TASK GOAL:
Determine which lines of the records include the word "document", and copy them.

[Saved entries]
▬▬▬▬▬▬▬▬▬▬
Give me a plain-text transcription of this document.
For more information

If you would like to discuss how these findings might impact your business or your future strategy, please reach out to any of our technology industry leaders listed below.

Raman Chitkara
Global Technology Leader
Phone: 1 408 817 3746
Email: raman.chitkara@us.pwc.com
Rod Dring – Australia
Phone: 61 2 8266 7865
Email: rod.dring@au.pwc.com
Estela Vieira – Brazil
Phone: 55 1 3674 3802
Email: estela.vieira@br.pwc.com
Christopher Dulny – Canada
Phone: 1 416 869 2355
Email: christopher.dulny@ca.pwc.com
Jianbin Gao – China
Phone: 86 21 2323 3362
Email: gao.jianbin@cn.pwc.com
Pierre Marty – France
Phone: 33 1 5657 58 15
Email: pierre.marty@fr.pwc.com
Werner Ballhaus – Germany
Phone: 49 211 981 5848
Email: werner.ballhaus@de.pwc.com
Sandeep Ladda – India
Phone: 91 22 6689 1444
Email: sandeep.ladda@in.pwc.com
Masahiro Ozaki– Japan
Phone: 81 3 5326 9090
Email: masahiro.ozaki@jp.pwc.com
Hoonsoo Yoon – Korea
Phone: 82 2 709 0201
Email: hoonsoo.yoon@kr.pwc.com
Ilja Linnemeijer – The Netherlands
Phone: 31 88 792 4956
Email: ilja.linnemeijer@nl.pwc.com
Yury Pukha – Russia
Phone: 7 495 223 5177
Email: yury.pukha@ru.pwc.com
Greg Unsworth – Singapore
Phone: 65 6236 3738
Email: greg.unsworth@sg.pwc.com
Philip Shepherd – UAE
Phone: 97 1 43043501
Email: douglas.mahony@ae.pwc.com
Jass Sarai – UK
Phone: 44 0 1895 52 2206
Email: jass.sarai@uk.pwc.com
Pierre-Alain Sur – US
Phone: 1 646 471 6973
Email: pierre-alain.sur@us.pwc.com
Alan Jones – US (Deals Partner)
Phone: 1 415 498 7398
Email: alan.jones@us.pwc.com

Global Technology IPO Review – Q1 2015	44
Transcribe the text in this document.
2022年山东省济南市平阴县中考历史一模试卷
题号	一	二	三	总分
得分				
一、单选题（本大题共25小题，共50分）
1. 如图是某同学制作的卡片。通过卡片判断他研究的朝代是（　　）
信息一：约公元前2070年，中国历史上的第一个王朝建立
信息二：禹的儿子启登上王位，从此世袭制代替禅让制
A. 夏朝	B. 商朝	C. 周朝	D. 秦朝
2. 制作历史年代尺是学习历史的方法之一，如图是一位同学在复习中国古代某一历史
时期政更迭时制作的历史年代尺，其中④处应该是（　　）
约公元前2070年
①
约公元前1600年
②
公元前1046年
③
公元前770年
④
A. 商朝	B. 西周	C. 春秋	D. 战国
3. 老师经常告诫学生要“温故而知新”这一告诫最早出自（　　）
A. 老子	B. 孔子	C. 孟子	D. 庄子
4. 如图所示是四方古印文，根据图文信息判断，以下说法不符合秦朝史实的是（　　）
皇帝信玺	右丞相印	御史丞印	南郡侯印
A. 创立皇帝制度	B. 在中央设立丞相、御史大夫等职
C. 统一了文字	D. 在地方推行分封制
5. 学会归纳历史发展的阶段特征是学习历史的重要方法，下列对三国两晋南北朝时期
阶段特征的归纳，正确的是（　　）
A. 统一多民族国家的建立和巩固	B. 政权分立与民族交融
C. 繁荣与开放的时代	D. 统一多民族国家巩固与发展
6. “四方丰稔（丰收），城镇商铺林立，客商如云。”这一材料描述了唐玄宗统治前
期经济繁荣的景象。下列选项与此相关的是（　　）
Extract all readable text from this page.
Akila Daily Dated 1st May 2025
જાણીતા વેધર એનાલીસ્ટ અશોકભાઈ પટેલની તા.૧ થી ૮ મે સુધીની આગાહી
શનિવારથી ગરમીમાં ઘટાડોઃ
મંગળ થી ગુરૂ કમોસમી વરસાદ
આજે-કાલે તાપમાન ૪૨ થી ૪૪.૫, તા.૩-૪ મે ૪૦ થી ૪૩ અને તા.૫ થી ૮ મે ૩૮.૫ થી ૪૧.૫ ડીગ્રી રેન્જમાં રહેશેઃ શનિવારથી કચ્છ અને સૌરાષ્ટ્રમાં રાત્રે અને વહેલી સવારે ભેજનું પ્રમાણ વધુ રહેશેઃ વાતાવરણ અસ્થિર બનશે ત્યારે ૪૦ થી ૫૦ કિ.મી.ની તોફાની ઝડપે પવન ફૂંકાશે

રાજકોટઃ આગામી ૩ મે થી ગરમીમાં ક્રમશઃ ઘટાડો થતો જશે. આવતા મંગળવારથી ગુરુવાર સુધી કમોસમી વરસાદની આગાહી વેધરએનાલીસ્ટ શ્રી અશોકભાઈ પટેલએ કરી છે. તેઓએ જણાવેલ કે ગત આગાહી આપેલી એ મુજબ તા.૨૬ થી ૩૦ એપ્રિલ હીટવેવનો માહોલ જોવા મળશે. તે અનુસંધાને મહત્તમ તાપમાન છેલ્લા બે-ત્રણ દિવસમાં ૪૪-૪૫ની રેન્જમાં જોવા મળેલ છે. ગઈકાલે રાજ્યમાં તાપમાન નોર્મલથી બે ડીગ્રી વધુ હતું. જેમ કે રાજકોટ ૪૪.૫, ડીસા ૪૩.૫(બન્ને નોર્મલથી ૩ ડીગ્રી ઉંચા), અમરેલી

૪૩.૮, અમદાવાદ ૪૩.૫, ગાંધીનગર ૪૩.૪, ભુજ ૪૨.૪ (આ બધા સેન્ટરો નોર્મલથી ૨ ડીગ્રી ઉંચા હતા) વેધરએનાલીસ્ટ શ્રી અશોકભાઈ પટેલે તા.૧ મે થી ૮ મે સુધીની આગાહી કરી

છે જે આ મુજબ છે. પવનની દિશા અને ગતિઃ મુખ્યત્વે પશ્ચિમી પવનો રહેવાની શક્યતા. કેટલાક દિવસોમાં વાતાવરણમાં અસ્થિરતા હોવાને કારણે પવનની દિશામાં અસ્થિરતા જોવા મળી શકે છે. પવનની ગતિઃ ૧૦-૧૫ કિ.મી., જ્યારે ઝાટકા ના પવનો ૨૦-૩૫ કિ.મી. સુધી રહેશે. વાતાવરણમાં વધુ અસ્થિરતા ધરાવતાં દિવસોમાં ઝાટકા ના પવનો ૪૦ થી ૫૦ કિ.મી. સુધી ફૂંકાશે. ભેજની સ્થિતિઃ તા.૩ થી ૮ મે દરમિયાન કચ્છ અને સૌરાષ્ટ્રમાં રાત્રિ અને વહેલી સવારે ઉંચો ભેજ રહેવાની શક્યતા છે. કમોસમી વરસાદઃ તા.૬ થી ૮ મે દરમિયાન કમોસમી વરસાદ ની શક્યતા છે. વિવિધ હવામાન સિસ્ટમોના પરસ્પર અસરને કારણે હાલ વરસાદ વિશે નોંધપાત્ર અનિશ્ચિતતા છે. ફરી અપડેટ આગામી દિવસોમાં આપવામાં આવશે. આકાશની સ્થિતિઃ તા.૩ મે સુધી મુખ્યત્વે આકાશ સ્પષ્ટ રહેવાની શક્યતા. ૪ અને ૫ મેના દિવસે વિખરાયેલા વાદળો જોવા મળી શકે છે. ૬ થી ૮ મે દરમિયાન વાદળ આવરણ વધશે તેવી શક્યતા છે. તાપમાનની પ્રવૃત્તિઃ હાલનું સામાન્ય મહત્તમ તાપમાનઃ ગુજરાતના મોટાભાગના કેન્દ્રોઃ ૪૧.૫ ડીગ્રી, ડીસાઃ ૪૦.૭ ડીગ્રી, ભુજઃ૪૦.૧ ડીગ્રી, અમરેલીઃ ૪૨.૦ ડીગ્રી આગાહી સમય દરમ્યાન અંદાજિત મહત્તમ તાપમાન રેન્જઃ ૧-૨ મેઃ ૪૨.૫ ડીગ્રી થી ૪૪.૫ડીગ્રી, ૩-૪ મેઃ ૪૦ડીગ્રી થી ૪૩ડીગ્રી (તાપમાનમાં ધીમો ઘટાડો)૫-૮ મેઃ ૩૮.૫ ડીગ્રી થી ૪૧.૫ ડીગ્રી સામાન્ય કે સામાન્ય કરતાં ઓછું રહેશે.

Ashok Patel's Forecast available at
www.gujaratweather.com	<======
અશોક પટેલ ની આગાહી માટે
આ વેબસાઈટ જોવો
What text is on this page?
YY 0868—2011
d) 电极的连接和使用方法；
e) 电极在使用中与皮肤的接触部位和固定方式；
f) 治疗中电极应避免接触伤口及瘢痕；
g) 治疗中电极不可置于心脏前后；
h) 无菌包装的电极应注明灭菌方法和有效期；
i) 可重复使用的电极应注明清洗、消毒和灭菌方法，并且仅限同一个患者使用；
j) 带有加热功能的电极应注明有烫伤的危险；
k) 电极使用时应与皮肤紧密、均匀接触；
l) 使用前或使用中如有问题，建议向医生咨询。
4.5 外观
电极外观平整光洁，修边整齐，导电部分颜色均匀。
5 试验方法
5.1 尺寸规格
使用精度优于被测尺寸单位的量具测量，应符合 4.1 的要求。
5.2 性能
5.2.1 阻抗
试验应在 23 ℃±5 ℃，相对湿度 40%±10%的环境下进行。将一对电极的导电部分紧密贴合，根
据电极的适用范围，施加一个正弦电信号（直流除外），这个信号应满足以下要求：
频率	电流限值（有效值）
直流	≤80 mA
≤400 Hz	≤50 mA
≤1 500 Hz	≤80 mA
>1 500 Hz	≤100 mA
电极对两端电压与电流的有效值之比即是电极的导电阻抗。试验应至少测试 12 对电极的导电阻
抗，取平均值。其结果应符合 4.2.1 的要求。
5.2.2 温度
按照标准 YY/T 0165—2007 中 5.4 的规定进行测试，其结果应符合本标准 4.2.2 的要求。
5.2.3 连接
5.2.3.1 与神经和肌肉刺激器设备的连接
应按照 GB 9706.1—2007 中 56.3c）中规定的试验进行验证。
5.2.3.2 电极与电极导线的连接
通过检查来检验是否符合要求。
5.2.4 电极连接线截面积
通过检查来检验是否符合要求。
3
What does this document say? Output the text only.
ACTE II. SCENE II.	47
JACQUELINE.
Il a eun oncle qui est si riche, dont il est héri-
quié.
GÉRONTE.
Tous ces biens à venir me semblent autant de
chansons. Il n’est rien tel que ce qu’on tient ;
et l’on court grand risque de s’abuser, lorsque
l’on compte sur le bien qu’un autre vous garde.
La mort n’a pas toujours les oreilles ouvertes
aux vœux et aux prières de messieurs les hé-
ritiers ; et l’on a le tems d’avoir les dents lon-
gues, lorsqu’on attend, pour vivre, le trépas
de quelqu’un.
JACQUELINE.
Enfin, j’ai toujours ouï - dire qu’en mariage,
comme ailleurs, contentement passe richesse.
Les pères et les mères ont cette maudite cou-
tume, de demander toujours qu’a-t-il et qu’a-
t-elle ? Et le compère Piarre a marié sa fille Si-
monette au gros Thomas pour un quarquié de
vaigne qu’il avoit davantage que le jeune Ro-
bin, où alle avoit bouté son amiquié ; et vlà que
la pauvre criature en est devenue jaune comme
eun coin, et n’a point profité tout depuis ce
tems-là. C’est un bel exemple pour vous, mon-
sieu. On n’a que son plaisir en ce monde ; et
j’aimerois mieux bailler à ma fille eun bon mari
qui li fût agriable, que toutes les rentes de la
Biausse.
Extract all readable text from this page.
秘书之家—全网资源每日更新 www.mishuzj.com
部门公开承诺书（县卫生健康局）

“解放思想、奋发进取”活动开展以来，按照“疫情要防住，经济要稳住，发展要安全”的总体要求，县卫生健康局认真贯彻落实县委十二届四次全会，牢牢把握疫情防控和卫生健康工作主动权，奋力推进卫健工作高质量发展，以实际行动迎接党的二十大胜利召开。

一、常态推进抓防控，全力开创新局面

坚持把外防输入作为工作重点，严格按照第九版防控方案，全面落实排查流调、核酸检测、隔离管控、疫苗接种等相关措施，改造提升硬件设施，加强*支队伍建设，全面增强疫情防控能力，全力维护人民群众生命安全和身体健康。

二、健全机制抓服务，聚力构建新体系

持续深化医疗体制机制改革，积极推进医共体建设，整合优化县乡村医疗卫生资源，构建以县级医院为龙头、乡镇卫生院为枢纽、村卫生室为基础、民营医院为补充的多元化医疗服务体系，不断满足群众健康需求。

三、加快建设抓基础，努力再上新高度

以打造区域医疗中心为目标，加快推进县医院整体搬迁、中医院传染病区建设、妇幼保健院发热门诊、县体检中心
▬▬▬▬▬▬▬▬▬▬
RESULT OF THE EXERCISE:
Give me a plain-text transcription of this document.
Transcribe the text in this document.
What does this document say? Output the text only.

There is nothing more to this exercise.